Task instructions
Retype the lines from the one containing "- series-delay: -2: [562, 569, 576, 585]" through the one containing "- env-label: pres 1012: [172, 105, 242, 121]", reproducing each character precisely.

(Raw records)
== == ==
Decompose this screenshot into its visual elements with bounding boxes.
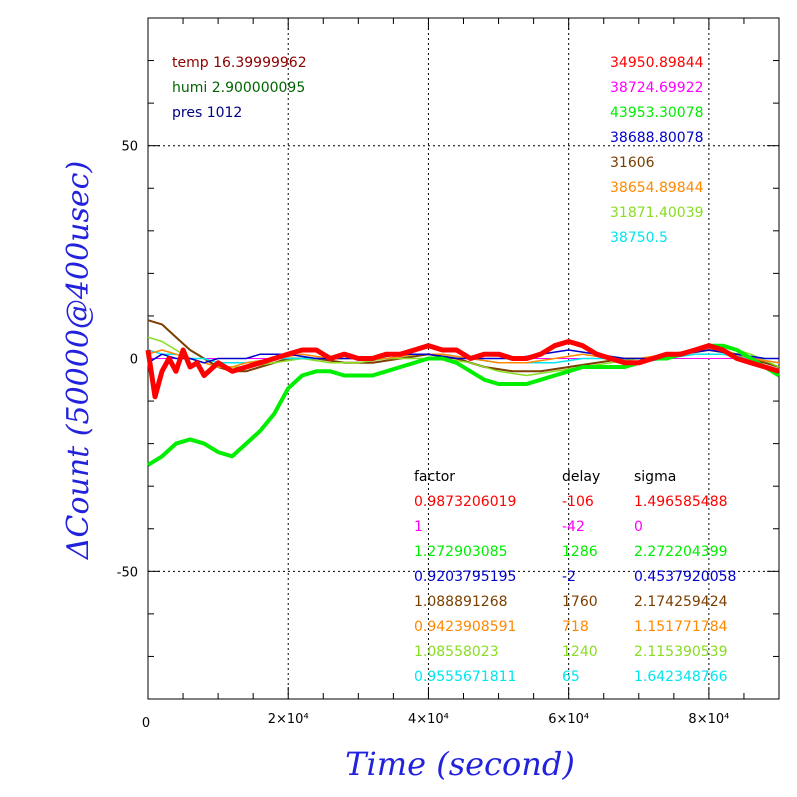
- series-delay: -2: [562, 569, 576, 585]
- ticks: 0 2×10⁴ 4×10⁴ 6×10⁴ 8×10⁴ 50 0 -50: [117, 18, 779, 731]
- series-base-label: 31606: [610, 155, 655, 171]
- x-axis-label: Time (second): [345, 745, 575, 783]
- series-sigma: 0.4537920058: [634, 569, 736, 585]
- series-factor: 1.08558023: [414, 644, 499, 660]
- series-factor: 1.088891268: [414, 594, 508, 610]
- table-header-factor: factor: [414, 469, 455, 485]
- series-delay: 65: [562, 669, 580, 685]
- env-label: pres 1012: [172, 105, 242, 121]
- x-tick-label: 8×10⁴: [688, 712, 729, 727]
- env-label: humi 2.900000095: [172, 80, 305, 96]
- series-lines: [145, 319, 781, 467]
- series-delay: -42: [562, 519, 585, 535]
- series-factor: 0.9203795195: [414, 569, 516, 585]
- series-factor: 0.9423908591: [414, 619, 516, 635]
- series-sigma: 2.115390539: [634, 644, 728, 660]
- series-base-label: 38724.69922: [610, 80, 704, 96]
- series-base-label: 34950.89844: [610, 55, 704, 71]
- series-delay: 1240: [562, 644, 598, 660]
- x-tick-label: 2×10⁴: [268, 712, 309, 727]
- series-base-label: 38750.5: [610, 230, 668, 246]
- series-sigma: 1.496585488: [634, 494, 728, 510]
- series-factor: 0.9873206019: [414, 494, 516, 510]
- x-tick-label: 4×10⁴: [408, 712, 449, 727]
- series-sigma: 0: [634, 519, 643, 535]
- x-tick-label: 6×10⁴: [548, 712, 589, 727]
- series-delay: -106: [562, 494, 594, 510]
- series-sigma: 1.151771784: [634, 619, 728, 635]
- series-sigma: 2.272204399: [634, 544, 728, 560]
- series-factor: 0.9555671811: [414, 669, 516, 685]
- y-axis-label: ΔCount (50000@400usec): [61, 161, 96, 560]
- x-tick-label: 0: [142, 716, 150, 731]
- y-tick-label: -50: [117, 565, 138, 580]
- series-base-label: 38688.80078: [610, 130, 704, 146]
- series-delay: 1760: [562, 594, 598, 610]
- table-header-sigma: sigma: [634, 469, 676, 485]
- annotations: temp 16.39999962 humi 2.900000095 pres 101…: [172, 55, 736, 685]
- y-tick-label: 50: [121, 140, 138, 155]
- series-delay: 1286: [562, 544, 598, 560]
- series-line: [145, 339, 780, 400]
- series-sigma: 1.642348766: [634, 669, 728, 685]
- series-delay: 718: [562, 619, 589, 635]
- series-base-label: 31871.40039: [610, 205, 704, 221]
- series-sigma: 2.174259424: [634, 594, 728, 610]
- series-base-label: 38654.89844: [610, 180, 704, 196]
- series-base-label: 43953.30078: [610, 105, 704, 121]
- series-factor: 1: [414, 519, 423, 535]
- y-tick-label: 0: [130, 353, 138, 368]
- table-header-delay: delay: [562, 469, 600, 485]
- series-factor: 1.272903085: [414, 544, 508, 560]
- env-label: temp 16.39999962: [172, 55, 307, 71]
== == ==
Answer for this exercise
- series-delay: -2: [562, 569, 576, 585]
- ticks: 0 2×10⁴ 4×10⁴ 6×10⁴ 8×10⁴ 50 0 -50: [117, 18, 779, 731]
- series-base-label: 31606: [610, 155, 655, 171]
- x-axis-label: Time (second): [345, 745, 575, 783]
- series-sigma: 0.4537920058: [634, 569, 736, 585]
- series-factor: 1.08558023: [414, 644, 499, 660]
- series-factor: 1.088891268: [414, 594, 508, 610]
- table-header-factor: factor: [414, 469, 455, 485]
- series-delay: 65: [562, 669, 580, 685]
- env-label: pres 1012: [172, 105, 242, 121]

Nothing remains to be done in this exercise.